■ Exercise requirements
Retype all of the data. Every line must match exactly.

■ Material provided
§ §

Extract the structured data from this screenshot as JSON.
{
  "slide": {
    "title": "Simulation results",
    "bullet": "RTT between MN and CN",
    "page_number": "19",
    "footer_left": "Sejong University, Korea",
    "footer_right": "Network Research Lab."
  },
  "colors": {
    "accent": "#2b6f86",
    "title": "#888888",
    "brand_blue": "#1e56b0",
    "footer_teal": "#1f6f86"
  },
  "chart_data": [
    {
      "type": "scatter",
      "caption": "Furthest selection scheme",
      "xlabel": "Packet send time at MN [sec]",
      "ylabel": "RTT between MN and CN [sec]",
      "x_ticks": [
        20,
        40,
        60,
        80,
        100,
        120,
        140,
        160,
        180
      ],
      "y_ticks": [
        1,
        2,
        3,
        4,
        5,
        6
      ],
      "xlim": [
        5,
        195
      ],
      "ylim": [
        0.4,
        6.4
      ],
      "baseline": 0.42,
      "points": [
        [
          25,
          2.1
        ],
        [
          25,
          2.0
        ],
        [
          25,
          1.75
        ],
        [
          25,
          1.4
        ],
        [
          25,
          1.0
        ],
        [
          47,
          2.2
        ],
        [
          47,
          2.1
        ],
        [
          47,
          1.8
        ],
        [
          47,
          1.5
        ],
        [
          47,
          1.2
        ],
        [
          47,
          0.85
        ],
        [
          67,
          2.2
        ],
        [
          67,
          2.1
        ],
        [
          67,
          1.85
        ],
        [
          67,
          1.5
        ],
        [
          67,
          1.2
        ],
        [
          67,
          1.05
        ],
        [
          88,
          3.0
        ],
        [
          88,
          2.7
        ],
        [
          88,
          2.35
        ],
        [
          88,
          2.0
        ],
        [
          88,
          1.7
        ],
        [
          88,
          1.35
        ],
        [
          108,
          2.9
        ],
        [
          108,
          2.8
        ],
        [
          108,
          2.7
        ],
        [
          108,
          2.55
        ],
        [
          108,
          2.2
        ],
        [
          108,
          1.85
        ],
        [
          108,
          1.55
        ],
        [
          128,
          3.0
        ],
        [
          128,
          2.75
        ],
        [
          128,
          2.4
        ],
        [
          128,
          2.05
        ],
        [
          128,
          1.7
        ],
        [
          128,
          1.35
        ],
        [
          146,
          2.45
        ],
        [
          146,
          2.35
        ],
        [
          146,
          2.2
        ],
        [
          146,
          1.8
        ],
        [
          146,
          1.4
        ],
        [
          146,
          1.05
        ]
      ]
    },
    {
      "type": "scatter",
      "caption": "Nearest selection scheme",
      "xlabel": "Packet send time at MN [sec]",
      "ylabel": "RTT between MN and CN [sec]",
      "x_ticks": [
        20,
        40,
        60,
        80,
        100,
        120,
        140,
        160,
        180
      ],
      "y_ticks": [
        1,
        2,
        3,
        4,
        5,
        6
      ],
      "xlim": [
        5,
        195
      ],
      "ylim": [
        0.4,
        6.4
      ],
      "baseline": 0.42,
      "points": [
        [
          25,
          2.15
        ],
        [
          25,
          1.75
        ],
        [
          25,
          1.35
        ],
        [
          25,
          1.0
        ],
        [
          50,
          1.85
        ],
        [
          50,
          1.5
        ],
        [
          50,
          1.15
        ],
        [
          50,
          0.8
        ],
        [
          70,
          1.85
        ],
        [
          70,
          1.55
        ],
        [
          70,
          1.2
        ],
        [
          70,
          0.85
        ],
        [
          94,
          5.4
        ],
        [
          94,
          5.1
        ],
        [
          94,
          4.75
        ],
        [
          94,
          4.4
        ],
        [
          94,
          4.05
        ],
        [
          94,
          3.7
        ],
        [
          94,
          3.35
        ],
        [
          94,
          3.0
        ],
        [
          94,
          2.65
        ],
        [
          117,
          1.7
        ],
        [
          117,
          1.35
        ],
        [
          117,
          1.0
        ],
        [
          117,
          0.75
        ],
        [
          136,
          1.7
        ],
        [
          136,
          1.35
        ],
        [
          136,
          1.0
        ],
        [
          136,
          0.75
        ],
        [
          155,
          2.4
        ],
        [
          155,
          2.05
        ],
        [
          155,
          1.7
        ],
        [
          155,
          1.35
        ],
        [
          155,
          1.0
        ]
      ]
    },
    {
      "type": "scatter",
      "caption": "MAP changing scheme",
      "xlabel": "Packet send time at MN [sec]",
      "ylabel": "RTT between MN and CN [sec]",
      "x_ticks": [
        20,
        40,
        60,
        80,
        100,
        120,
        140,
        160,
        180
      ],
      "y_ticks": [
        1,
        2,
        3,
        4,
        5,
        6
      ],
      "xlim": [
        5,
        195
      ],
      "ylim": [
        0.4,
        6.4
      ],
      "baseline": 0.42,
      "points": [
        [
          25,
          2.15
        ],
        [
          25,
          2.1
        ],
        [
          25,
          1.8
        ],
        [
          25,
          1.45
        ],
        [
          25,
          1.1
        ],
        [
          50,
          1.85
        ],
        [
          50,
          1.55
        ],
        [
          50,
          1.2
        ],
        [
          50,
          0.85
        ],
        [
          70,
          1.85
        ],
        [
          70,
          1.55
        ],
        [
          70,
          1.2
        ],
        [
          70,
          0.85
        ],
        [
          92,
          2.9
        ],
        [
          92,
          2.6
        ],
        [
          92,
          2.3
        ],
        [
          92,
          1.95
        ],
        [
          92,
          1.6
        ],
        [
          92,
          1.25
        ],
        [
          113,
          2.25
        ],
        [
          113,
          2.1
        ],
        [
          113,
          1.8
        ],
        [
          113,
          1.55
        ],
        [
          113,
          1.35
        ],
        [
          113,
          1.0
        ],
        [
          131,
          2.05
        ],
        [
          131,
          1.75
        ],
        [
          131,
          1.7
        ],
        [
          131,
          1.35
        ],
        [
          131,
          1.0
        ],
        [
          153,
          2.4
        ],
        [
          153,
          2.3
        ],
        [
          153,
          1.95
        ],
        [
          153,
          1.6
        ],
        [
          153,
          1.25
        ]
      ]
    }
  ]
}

§ §

■ Solved exercise
Extract the structured data from this screenshot as JSON.
{
  "slide": {
    "title": "Simulation results",
    "bullet": "RTT between MN and CN",
    "page_number": "19",
    "footer_left": "Sejong University, Korea",
    "footer_right": "Network Research Lab."
  },
  "colors": {
    "accent": "#2b6f86",
    "title": "#888888",
    "brand_blue": "#1e56b0",
    "footer_teal": "#1f6f86"
  },
  "chart_data": [
    {
      "type": "scatter",
      "caption": "Furthest selection scheme",
      "xlabel": "Packet send time at MN [sec]",
      "ylabel": "RTT between MN and CN [sec]",
      "x_ticks": [
        20,
        40,
        60,
        80,
        100,
        120,
        140,
        160,
        180
      ],
      "y_ticks": [
        1,
        2,
        3,
        4,
        5,
        6
      ],
      "xlim": [
        5,
        195
      ],
      "ylim": [
        0.4,
        6.4
      ],
      "baseline": 0.42,
      "points": [
        [
          25,
          2.1
        ],
        [
          25,
          2.0
        ],
        [
          25,
          1.75
        ],
        [
          25,
          1.4
        ],
        [
          25,
          1.0
        ],
        [
          47,
          2.2
        ],
        [
          47,
          2.1
        ],
        [
          47,
          1.8
        ],
        [
          47,
          1.5
        ],
        [
          47,
          1.2
        ],
        [
          47,
          0.85
        ],
        [
          67,
          2.2
        ],
        [
          67,
          2.1
        ],
        [
          67,
          1.85
        ],
        [
          67,
          1.5
        ],
        [
          67,
          1.2
        ],
        [
          67,
          1.05
        ],
        [
          88,
          3.0
        ],
        [
          88,
          2.7
        ],
        [
          88,
          2.35
        ],
        [
          88,
          2.0
        ],
        [
          88,
          1.7
        ],
        [
          88,
          1.35
        ],
        [
          108,
          2.9
        ],
        [
          108,
          2.8
        ],
        [
          108,
          2.7
        ],
        [
          108,
          2.55
        ],
        [
          108,
          2.2
        ],
        [
          108,
          1.85
        ],
        [
          108,
          1.55
        ],
        [
          128,
          3.0
        ],
        [
          128,
          2.75
        ],
        [
          128,
          2.4
        ],
        [
          128,
          2.05
        ],
        [
          128,
          1.7
        ],
        [
          128,
          1.35
        ],
        [
          146,
          2.45
        ],
        [
          146,
          2.35
        ],
        [
          146,
          2.2
        ],
        [
          146,
          1.8
        ],
        [
          146,
          1.4
        ],
        [
          146,
          1.05
        ]
      ]
    },
    {
      "type": "scatter",
      "caption": "Nearest selection scheme",
      "xlabel": "Packet send time at MN [sec]",
      "ylabel": "RTT between MN and CN [sec]",
      "x_ticks": [
        20,
        40,
        60,
        80,
        100,
        120,
        140,
        160,
        180
      ],
      "y_ticks": [
        1,
        2,
        3,
        4,
        5,
        6
      ],
      "xlim": [
        5,
        195
      ],
      "ylim": [
        0.4,
        6.4
      ],
      "baseline": 0.42,
      "points": [
        [
          25,
          2.15
        ],
        [
          25,
          1.75
        ],
        [
          25,
          1.35
        ],
        [
          25,
          1.0
        ],
        [
          50,
          1.85
        ],
        [
          50,
          1.5
        ],
        [
          50,
          1.15
        ],
        [
          50,
          0.8
        ],
        [
          70,
          1.85
        ],
        [
          70,
          1.55
        ],
        [
          70,
          1.2
        ],
        [
          70,
          0.85
        ],
        [
          94,
          5.4
        ],
        [
          94,
          5.1
        ],
        [
          94,
          4.75
        ],
        [
          94,
          4.4
        ],
        [
          94,
          4.05
        ],
        [
          94,
          3.7
        ],
        [
          94,
          3.35
        ],
        [
          94,
          3.0
        ],
        [
          94,
          2.65
        ],
        [
          117,
          1.7
        ],
        [
          117,
          1.35
        ],
        [
          117,
          1.0
        ],
        [
          117,
          0.75
        ],
        [
          136,
          1.7
        ],
        [
          136,
          1.35
        ],
        [
          136,
          1.0
        ],
        [
          136,
          0.75
        ],
        [
          155,
          2.4
        ],
        [
          155,
          2.05
        ],
        [
          155,
          1.7
        ],
        [
          155,
          1.35
        ],
        [
          155,
          1.0
        ]
      ]
    },
    {
      "type": "scatter",
      "caption": "MAP changing scheme",
      "xlabel": "Packet send time at MN [sec]",
      "ylabel": "RTT between MN and CN [sec]",
      "x_ticks": [
        20,
        40,
        60,
        80,
        100,
        120,
        140,
        160,
        180
      ],
      "y_ticks": [
        1,
        2,
        3,
        4,
        5,
        6
      ],
      "xlim": [
        5,
        195
      ],
      "ylim": [
        0.4,
        6.4
      ],
      "baseline": 0.42,
      "points": [
        [
          25,
          2.15
        ],
        [
          25,
          2.1
        ],
        [
          25,
          1.8
        ],
        [
          25,
          1.45
        ],
        [
          25,
          1.1
        ],
        [
          50,
          1.85
        ],
        [
          50,
          1.55
        ],
        [
          50,
          1.2
        ],
        [
          50,
          0.85
        ],
        [
          70,
          1.85
        ],
        [
          70,
          1.55
        ],
        [
          70,
          1.2
        ],
        [
          70,
          0.85
        ],
        [
          92,
          2.9
        ],
        [
          92,
          2.6
        ],
        [
          92,
          2.3
        ],
        [
          92,
          1.95
        ],
        [
          92,
          1.6
        ],
        [
          92,
          1.25
        ],
        [
          113,
          2.25
        ],
        [
          113,
          2.1
        ],
        [
          113,
          1.8
        ],
        [
          113,
          1.55
        ],
        [
          113,
          1.35
        ],
        [
          113,
          1.0
        ],
        [
          131,
          2.05
        ],
        [
          131,
          1.75
        ],
        [
          131,
          1.7
        ],
        [
          131,
          1.35
        ],
        [
          131,
          1.0
        ],
        [
          153,
          2.4
        ],
        [
          153,
          2.3
        ],
        [
          153,
          1.95
        ],
        [
          153,
          1.6
        ],
        [
          153,
          1.25
        ]
      ]
    }
  ]
}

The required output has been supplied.